◆ Given data:
---+---

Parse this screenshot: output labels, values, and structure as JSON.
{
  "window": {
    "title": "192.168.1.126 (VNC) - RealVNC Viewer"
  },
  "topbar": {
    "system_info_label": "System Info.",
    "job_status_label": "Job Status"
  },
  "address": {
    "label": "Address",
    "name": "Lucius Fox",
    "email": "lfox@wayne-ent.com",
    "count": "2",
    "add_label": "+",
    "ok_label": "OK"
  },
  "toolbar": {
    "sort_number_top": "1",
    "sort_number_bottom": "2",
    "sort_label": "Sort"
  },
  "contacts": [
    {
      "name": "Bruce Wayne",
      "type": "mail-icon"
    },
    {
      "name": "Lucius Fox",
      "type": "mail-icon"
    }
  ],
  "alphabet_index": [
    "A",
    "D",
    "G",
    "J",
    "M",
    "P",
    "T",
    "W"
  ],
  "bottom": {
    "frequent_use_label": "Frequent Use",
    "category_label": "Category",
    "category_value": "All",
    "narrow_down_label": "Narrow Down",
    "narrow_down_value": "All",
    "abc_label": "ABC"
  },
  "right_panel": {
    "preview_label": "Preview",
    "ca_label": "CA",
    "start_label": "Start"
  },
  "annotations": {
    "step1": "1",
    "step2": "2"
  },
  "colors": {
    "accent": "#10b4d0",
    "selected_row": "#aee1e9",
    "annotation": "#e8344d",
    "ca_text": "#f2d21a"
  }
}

---+---

◆ Job:
Quote every entry exactly.

◆ Full response:
Parse this screenshot: output labels, values, and structure as JSON.
{
  "window": {
    "title": "192.168.1.126 (VNC) - RealVNC Viewer"
  },
  "topbar": {
    "system_info_label": "System Info.",
    "job_status_label": "Job Status"
  },
  "address": {
    "label": "Address",
    "name": "Lucius Fox",
    "email": "lfox@wayne-ent.com",
    "count": "2",
    "add_label": "+",
    "ok_label": "OK"
  },
  "toolbar": {
    "sort_number_top": "1",
    "sort_number_bottom": "2",
    "sort_label": "Sort"
  },
  "contacts": [
    {
      "name": "Bruce Wayne",
      "type": "mail-icon"
    },
    {
      "name": "Lucius Fox",
      "type": "mail-icon"
    }
  ],
  "alphabet_index": [
    "A",
    "D",
    "G",
    "J",
    "M",
    "P",
    "T",
    "W"
  ],
  "bottom": {
    "frequent_use_label": "Frequent Use",
    "category_label": "Category",
    "category_value": "All",
    "narrow_down_label": "Narrow Down",
    "narrow_down_value": "All",
    "abc_label": "ABC"
  },
  "right_panel": {
    "preview_label": "Preview",
    "ca_label": "CA",
    "start_label": "Start"
  },
  "annotations": {
    "step1": "1",
    "step2": "2"
  },
  "colors": {
    "accent": "#10b4d0",
    "selected_row": "#aee1e9",
    "annotation": "#e8344d",
    "ca_text": "#f2d21a"
  }
}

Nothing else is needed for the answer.